Textauszug:
^^^^

In einem Nachwort fasst die Autorin die brasilianische Lebens- und Wesensart zusammen: „O futuro é agora – Die Zukunft ist jetzt. Man macht sich nicht so viele Gedanken über morgen. Vielleicht kommt davon die brasilianische Leichtigkeit, die in der ganzen Welt bekannt ist.“ In dieser „ziemlich wahren Geschichte aus Brasilien“, so der Untertitel des Kinderbuchs, gewinnen Menschen ihre Fröhlichkeit zurück, indem sie Problemlösungen ersinnen, die für den momentanen Missstand Abhilfe versprechen. Edinhos Idee trifft hier genau ins Schwarze: Selbst wenn sie an der drohenden ökologischen Katastrophe nichts ändert, bringt sie Farbe und damit fröhliche Unbeschwertheit in das graue Alltagsleben der Bewohner zurück, eindrucksvoll illustriert von der Autorin persönlich. Ein Mutmach-Buch mit grundlegenden Einblicken in die brasilianische Volksseele!

^^^^

Material:

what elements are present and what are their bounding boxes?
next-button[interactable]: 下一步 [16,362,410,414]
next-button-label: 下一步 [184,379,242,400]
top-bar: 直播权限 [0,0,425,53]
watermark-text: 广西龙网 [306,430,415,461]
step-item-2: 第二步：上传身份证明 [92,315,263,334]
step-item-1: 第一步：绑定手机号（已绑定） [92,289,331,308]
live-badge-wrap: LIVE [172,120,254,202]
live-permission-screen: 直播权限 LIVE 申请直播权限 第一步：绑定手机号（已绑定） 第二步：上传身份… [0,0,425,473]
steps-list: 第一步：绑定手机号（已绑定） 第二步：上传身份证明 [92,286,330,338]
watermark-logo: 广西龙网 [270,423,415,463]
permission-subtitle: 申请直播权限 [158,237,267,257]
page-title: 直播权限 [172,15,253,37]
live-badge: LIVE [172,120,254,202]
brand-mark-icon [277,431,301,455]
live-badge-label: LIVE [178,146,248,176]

^^^^

Schriftliche Aufgaben:
1. Beantworten Sie anhand des Textauszugs über das brasilianische Kinderbuch:
(a) In welchem Teil des Buches fasst die Autorin die brasilianische Lebens- und Wesensart zusammen?
(b) Was bringt Edinhos Idee in das Alltagsleben der Bewohner zurück?
(c) Von wem stammen die Illustrationen des Buches?
2. Führen Sie den Textauszug über das brasilianische Kinderbuch im Anschluss an seinen letzten Satz fort.

Lösungen:
1.
(a) In einem Nachwort.
(b) Farbe und damit fröhliche Unbeschwertheit.
(c) Von der Autorin persönlich.

2.
Didaktische Hinweise

Durch die dialogische Grundstruktur der Geschichte bietet sich eine Aufarbeitung im Rollenspiel förmlich an. Zudem lässt sich die Lebenssituation der handelnden Personen auf Grundlage des Textes herausarbeiten. Eine angeleitete Internetrecherche, z. B. im Heimat- und Sachkundeunterricht, vertieft die Sachkompetenz der Kinder und vermittelt Faktenwissen über die ökologische Situation Brasiliens.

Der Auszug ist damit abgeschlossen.